* **DIRECTIONS**: Pull each line holding "this" out of the entries below.

BEGIN TASK DATA

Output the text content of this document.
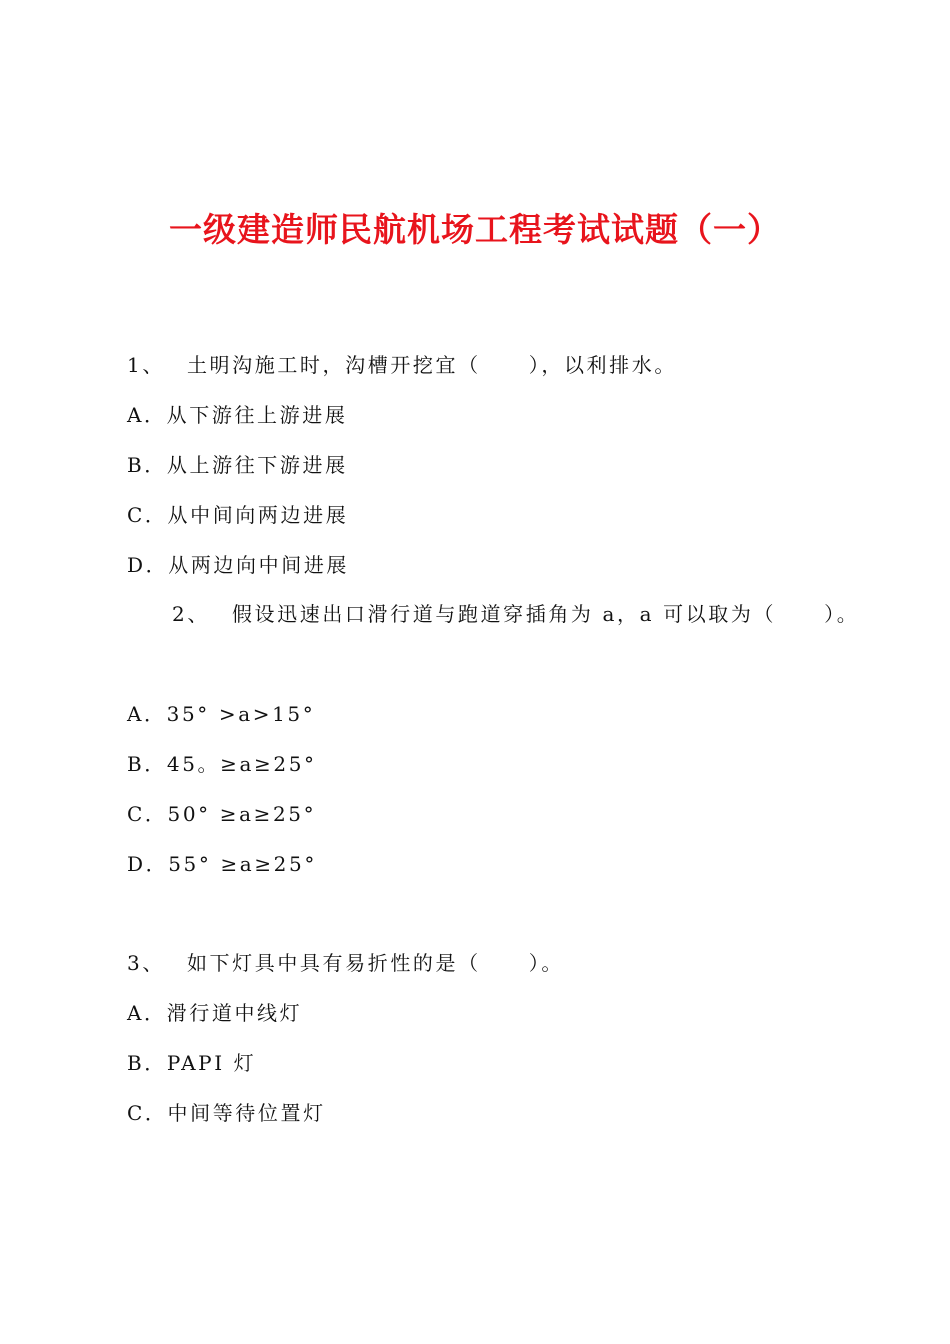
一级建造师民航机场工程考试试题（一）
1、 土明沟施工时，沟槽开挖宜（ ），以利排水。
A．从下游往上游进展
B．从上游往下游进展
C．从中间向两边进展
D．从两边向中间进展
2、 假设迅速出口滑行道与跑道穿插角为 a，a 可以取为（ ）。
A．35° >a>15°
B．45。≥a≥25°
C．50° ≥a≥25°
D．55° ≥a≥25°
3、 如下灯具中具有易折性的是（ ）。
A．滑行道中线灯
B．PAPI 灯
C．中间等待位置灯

END TASK DATA
BEGIN TASK DATA

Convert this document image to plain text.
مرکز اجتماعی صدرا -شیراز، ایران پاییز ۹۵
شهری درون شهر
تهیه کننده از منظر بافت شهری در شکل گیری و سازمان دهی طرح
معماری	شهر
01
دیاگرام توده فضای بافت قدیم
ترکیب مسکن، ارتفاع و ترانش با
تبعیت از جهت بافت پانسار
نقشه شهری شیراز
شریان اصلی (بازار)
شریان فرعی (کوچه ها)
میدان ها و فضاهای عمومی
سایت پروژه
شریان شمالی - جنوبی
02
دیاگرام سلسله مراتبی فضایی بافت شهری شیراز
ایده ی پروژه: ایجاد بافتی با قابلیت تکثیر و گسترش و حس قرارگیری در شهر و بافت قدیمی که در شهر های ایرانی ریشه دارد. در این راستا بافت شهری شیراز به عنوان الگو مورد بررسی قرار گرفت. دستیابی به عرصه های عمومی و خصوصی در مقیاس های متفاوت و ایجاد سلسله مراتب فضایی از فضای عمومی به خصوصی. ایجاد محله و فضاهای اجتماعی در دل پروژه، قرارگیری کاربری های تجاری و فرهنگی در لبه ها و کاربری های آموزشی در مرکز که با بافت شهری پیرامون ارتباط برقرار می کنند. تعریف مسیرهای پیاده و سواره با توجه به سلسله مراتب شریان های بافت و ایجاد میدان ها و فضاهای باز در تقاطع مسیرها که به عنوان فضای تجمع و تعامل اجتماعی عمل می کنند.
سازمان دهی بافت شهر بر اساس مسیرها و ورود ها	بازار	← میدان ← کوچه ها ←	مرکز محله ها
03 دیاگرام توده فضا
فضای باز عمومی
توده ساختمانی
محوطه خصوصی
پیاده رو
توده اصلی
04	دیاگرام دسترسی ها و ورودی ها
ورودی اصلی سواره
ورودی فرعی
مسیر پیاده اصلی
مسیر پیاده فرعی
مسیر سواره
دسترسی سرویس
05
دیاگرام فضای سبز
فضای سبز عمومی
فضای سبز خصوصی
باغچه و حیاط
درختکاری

END TASK DATA

* **RESPONSE BELOW**:
Output the text content of this document.
Convert this document image to plain text.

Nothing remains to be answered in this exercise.